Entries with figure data

- - - - -

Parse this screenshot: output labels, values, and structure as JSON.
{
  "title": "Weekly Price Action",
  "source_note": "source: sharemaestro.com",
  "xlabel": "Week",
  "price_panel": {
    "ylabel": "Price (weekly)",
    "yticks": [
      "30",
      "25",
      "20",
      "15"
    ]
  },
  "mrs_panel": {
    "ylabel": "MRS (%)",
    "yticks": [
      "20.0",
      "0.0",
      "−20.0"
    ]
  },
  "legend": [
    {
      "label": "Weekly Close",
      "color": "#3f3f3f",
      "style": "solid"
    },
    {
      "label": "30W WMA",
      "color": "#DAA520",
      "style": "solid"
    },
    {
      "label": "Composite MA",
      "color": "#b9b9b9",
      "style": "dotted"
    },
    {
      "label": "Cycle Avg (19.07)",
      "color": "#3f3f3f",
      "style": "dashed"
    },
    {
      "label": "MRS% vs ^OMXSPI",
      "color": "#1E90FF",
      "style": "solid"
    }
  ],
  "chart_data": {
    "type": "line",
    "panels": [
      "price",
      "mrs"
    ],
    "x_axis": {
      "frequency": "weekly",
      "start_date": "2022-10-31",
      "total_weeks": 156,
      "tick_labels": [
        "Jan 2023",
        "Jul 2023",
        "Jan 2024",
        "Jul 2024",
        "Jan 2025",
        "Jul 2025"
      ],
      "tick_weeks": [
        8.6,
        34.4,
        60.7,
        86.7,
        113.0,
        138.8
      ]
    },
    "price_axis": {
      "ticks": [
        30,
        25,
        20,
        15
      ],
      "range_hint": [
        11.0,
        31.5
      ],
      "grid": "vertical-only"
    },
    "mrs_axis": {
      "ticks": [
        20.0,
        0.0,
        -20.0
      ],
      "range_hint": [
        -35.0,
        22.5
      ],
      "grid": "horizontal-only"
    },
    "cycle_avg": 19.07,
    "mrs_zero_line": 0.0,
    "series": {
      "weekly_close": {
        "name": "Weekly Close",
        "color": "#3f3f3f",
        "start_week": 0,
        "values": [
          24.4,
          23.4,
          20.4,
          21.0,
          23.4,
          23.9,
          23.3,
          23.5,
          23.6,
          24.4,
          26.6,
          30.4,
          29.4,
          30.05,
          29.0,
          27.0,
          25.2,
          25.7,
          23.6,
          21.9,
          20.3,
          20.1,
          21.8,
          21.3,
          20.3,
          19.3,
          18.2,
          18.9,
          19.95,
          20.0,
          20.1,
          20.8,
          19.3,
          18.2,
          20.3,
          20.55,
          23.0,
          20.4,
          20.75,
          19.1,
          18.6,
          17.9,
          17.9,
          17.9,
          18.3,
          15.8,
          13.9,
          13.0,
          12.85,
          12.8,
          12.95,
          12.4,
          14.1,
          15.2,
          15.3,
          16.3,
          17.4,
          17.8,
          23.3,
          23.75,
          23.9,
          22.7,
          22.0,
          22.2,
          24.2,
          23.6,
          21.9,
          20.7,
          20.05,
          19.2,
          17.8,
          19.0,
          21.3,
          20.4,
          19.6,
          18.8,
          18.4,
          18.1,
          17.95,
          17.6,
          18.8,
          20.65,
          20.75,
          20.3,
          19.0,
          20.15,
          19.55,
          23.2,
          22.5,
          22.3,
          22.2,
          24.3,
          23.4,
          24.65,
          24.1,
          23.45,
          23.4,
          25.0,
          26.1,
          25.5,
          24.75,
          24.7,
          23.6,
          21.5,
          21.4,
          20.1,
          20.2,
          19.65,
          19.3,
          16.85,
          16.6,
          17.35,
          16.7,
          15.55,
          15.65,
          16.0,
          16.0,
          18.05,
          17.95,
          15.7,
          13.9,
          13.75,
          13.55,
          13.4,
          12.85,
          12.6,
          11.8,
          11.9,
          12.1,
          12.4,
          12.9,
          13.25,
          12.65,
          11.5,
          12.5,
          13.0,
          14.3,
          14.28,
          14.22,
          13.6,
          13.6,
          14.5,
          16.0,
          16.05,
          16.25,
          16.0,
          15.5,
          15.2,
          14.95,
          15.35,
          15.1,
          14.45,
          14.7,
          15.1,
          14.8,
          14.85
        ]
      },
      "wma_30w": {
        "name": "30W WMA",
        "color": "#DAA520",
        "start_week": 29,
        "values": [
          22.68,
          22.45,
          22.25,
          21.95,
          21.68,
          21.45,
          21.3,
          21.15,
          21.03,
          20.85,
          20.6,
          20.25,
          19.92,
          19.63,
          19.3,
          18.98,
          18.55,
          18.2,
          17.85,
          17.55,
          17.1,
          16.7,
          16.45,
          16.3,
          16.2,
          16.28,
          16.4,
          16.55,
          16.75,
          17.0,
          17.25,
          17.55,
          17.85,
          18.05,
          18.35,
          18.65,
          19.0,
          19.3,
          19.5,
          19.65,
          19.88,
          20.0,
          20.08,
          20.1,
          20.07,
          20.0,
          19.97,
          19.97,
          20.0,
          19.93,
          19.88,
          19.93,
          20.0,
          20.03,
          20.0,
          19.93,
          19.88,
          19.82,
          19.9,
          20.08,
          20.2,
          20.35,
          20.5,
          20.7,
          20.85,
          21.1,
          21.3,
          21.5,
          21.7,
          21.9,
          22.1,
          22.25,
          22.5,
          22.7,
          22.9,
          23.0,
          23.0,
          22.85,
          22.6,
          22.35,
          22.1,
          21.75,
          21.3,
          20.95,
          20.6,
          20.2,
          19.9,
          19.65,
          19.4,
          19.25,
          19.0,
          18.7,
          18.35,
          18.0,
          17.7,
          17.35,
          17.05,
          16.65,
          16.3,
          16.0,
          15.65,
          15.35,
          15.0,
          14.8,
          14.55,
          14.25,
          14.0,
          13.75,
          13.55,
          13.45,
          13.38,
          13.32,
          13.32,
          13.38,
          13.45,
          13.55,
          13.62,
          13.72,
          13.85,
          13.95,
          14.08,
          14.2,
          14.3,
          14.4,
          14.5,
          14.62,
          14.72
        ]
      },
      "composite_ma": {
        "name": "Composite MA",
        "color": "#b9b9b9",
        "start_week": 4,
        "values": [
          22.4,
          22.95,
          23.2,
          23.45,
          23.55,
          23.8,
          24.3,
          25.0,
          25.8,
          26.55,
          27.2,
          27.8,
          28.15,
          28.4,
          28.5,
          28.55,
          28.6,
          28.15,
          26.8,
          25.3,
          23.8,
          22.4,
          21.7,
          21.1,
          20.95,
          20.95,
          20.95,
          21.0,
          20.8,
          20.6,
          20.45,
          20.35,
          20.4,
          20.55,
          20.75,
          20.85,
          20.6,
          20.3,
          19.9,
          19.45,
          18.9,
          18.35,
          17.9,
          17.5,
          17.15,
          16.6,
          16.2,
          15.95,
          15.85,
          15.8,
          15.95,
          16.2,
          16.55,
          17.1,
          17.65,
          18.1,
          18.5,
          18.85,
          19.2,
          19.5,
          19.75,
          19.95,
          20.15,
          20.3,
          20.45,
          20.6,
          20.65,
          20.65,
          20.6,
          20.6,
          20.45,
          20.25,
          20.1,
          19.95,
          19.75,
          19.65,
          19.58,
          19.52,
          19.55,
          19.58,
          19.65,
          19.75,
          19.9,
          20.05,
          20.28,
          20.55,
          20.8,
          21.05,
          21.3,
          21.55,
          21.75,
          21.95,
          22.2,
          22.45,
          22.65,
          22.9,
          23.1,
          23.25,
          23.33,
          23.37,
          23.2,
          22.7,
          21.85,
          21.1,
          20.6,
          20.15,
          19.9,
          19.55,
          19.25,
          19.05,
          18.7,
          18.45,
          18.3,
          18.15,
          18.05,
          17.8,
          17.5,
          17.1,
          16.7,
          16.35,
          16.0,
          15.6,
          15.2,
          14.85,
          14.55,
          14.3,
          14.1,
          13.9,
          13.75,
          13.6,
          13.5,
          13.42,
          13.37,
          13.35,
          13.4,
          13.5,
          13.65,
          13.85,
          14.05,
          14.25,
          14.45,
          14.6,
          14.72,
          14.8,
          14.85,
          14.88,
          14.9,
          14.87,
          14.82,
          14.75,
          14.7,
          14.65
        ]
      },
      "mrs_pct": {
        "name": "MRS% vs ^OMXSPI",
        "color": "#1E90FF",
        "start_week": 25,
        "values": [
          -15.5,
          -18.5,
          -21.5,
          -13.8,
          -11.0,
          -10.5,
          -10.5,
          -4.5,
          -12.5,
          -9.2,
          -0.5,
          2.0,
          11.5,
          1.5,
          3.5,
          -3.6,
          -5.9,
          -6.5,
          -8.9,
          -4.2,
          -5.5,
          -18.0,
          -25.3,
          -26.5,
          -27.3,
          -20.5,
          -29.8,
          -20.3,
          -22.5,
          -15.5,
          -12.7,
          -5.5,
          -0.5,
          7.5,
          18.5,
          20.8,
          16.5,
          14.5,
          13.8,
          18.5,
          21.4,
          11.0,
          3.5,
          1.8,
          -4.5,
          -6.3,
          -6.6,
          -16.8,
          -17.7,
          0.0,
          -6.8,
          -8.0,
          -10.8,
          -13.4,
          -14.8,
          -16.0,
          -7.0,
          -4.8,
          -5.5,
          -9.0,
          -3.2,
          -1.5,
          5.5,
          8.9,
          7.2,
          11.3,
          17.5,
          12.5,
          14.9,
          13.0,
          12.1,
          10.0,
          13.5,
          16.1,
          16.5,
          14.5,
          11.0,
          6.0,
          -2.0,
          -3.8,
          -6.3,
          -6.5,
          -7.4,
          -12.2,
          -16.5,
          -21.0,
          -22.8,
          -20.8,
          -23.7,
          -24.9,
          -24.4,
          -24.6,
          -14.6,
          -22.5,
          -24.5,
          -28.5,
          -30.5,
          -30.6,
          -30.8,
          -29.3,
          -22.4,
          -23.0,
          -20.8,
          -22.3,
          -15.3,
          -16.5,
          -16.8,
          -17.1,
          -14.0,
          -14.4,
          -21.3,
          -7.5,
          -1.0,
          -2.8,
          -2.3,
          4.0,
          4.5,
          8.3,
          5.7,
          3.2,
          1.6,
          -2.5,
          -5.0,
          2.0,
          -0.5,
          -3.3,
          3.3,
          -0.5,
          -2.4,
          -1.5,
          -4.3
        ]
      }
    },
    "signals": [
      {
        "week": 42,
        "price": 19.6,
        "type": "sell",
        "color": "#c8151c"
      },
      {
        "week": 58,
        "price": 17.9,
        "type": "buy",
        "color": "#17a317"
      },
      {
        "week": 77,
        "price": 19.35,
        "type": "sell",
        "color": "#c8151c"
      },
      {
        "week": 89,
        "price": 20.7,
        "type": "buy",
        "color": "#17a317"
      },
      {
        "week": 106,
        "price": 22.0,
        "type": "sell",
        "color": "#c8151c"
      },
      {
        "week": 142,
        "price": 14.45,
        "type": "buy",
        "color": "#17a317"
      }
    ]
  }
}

- - - - -

» **EXERCISE DESCRIPTION**
Reproduce every line from the entries that holds the word "grid".

» **EXPECTED OUTPUT**
      "grid": "vertical-only"
      "grid": "horizontal-only"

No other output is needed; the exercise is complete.